* _Problem description_
Without the images, write out all of the following entries exactly.

* _Data excerpts_
-.-.-

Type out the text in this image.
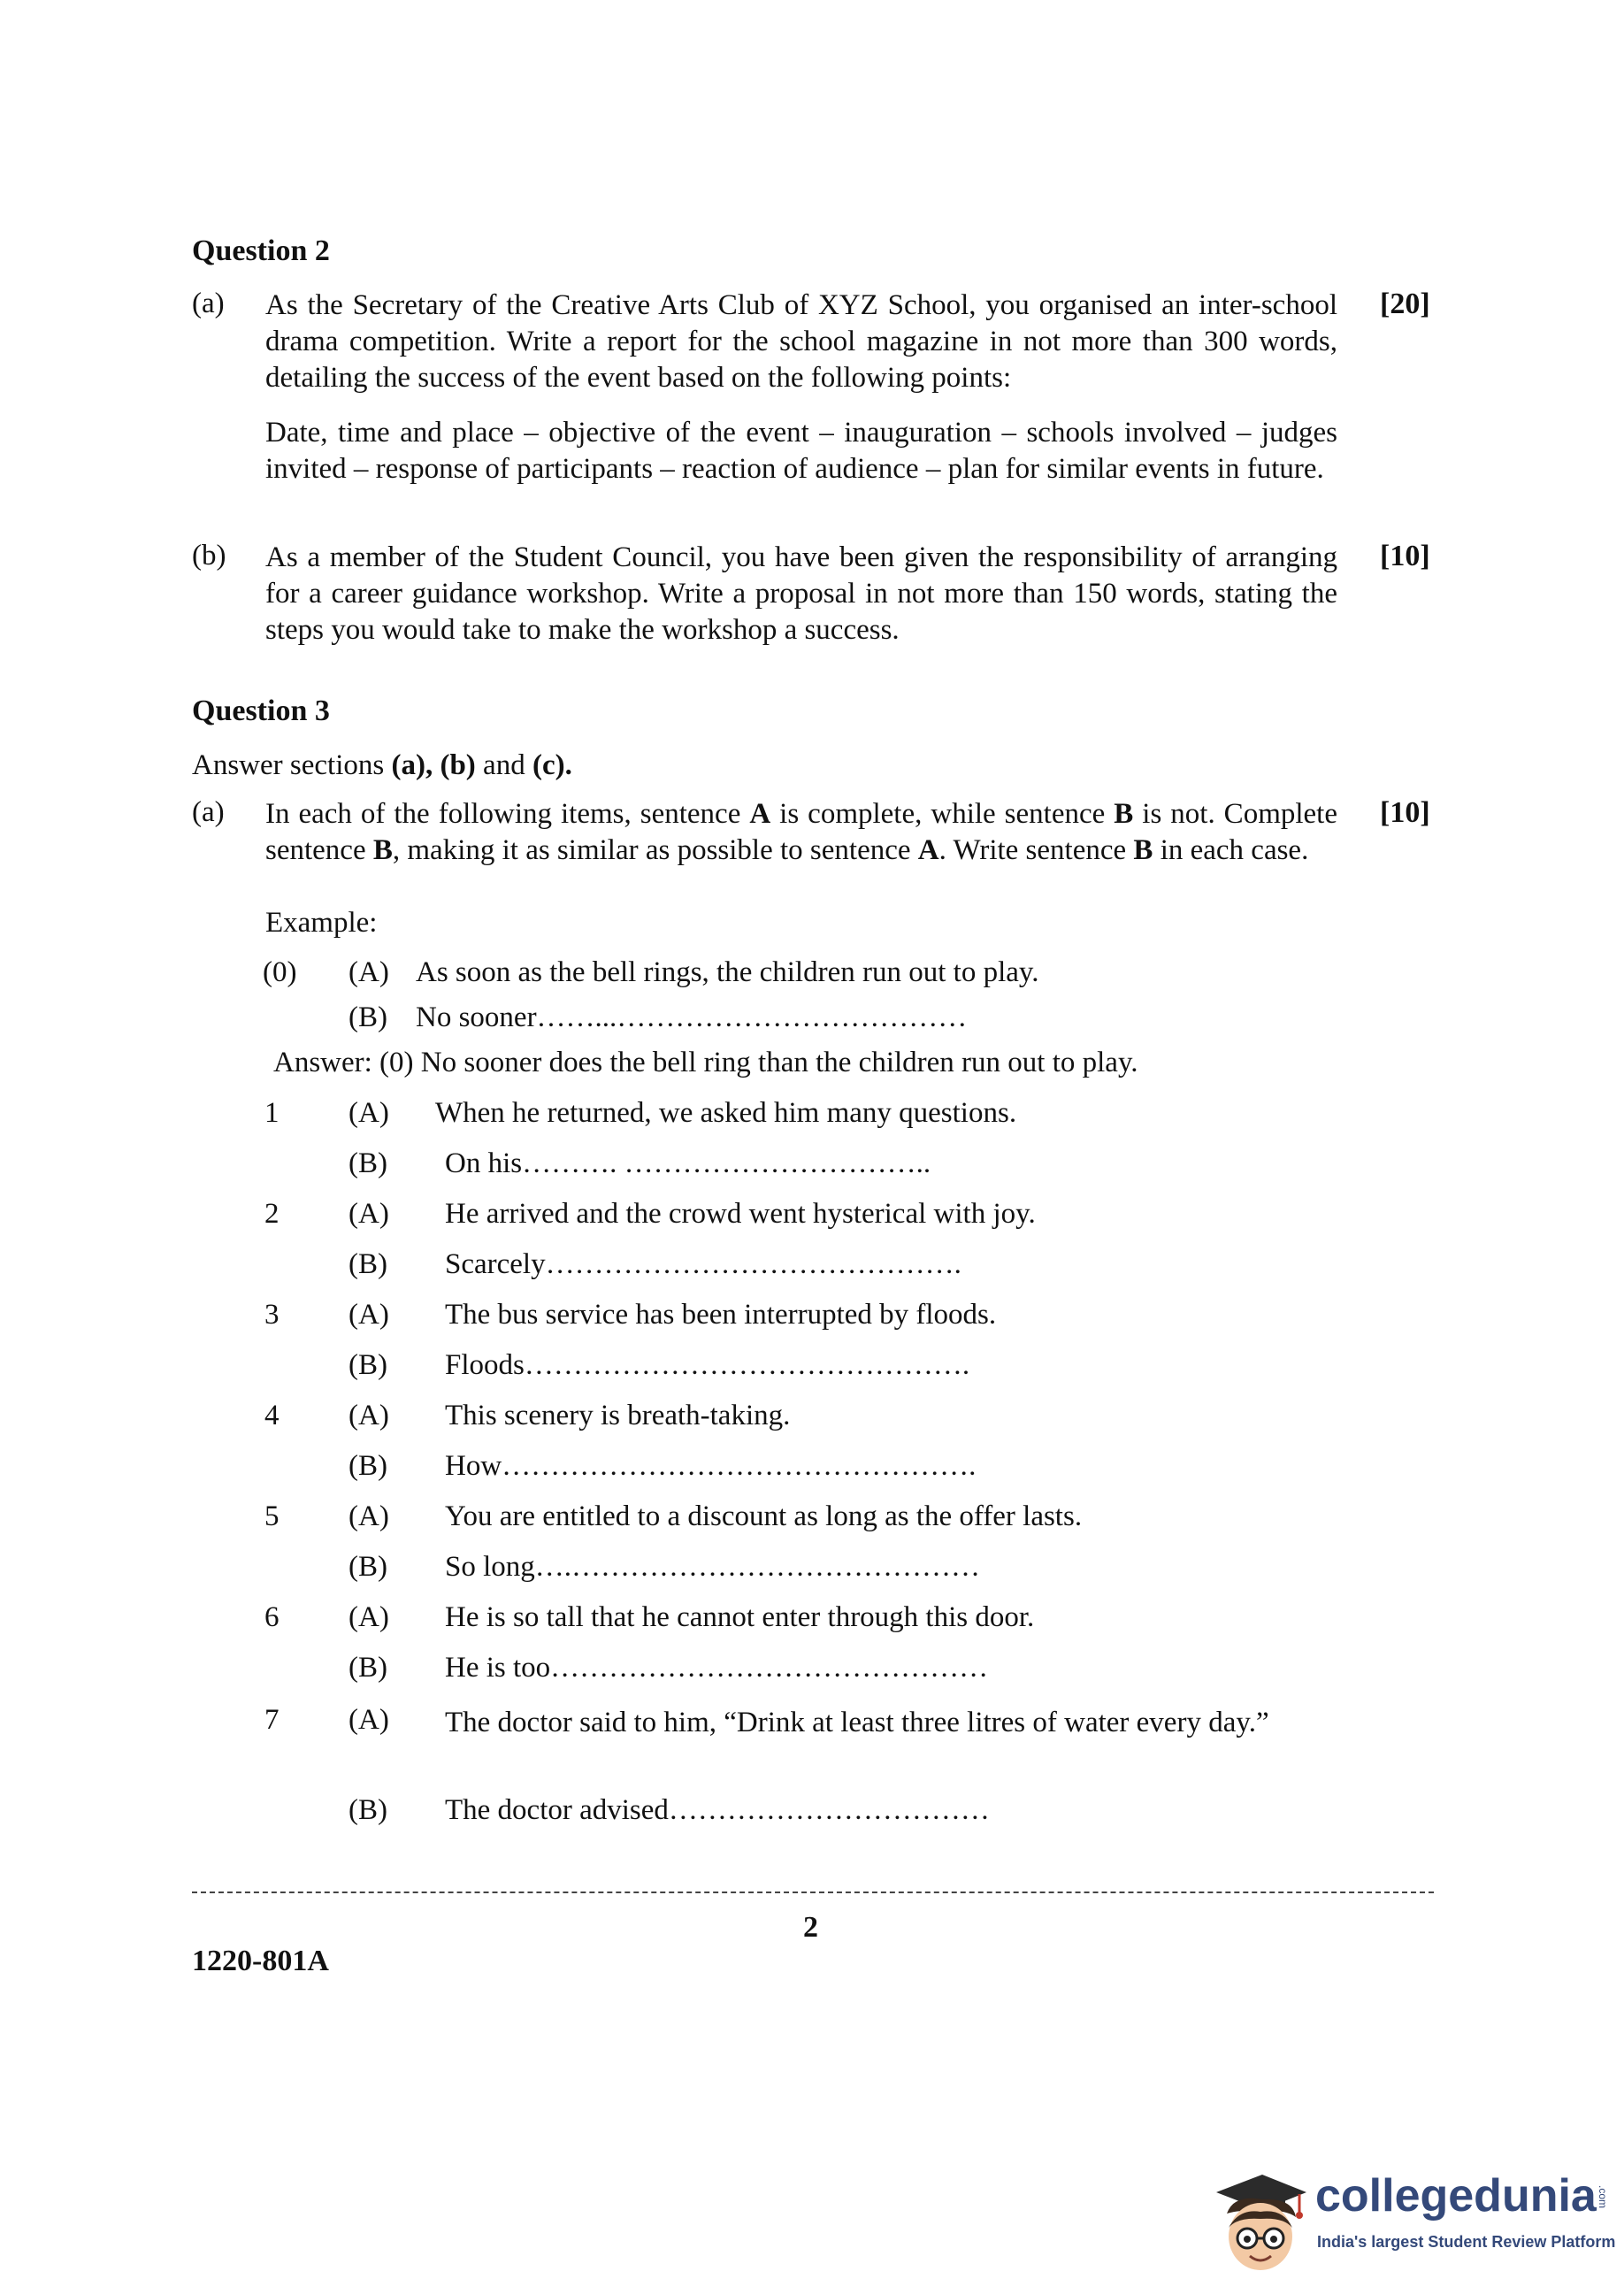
Question 2
(a) As the Secretary of the Creative Arts Club of XYZ School, you organised an inter-school drama competition. Write a report for the school magazine in not more than 300 words, detailing the success of the event based on the following points:
[20]
Date, time and place – objective of the event – inauguration – schools involved – judges invited – response of participants – reaction of audience – plan for similar events in future.
(b) As a member of the Student Council, you have been given the responsibility of arranging for a career guidance workshop. Write a proposal in not more than 150 words, stating the steps you would take to make the workshop a success.
[10]
Question 3
Answer sections (a), (b) and (c).
(a) In each of the following items, sentence A is complete, while sentence B is not. Complete sentence B, making it as similar as possible to sentence A. Write sentence B in each case.
[10]
Example:
(0) (A) As soon as the bell rings, the children run out to play.
(B) No sooner……...………………………………
Answer: (0) No sooner does the bell ring than the children run out to play.
1 (A) When he returned, we asked him many questions.
(B) On his………. …………………………..
2 (A) He arrived and the crowd went hysterical with joy.
(B) Scarcely…………………………………….
3 (A) The bus service has been interrupted by floods.
(B) Floods……………………………………….
4 (A) This scenery is breath-taking.
(B) How………………………………………….
5 (A) You are entitled to a discount as long as the offer lasts.
(B) So long….……………………………………
6 (A) He is so tall that he cannot enter through this door.
(B) He is too………………………………………
7 (A) The doctor said to him, “Drink at least three litres of water every day.”
(B) The doctor advised……………………………
2
1220-801A
collegedunia .com
India's largest Student Review Platform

-.-.-

* _Answer to this exercise_
Type out the text in this image.
Question 2
(a) As the Secretary of the Creative Arts Club of XYZ School, you organised an inter-school drama competition. Write a report for the school magazine in not more than 300 words, detailing the success of the event based on the following points:
[20]
Date, time and place – objective of the event – inauguration – schools involved – judges invited – response of participants – reaction of audience – plan for similar events in future.
(b) As a member of the Student Council, you have been given the responsibility of arranging for a career guidance workshop. Write a proposal in not more than 150 words, stating the steps you would take to make the workshop a success.
[10]
Question 3
Answer sections (a), (b) and (c).
(a) In each of the following items, sentence A is complete, while sentence B is not. Complete sentence B, making it as similar as possible to sentence A. Write sentence B in each case.
[10]
Example:
(0) (A) As soon as the bell rings, the children run out to play.
(B) No sooner……...………………………………
Answer: (0) No sooner does the bell ring than the children run out to play.
1 (A) When he returned, we asked him many questions.
(B) On his………. …………………………..
2 (A) He arrived and the crowd went hysterical with joy.
(B) Scarcely…………………………………….
3 (A) The bus service has been interrupted by floods.
(B) Floods……………………………………….
4 (A) This scenery is breath-taking.
(B) How………………………………………….
5 (A) You are entitled to a discount as long as the offer lasts.
(B) So long….……………………………………
6 (A) He is so tall that he cannot enter through this door.
(B) He is too………………………………………
7 (A) The doctor said to him, “Drink at least three litres of water every day.”
(B) The doctor advised……………………………
2
1220-801A
collegedunia .com
India's largest Student Review Platform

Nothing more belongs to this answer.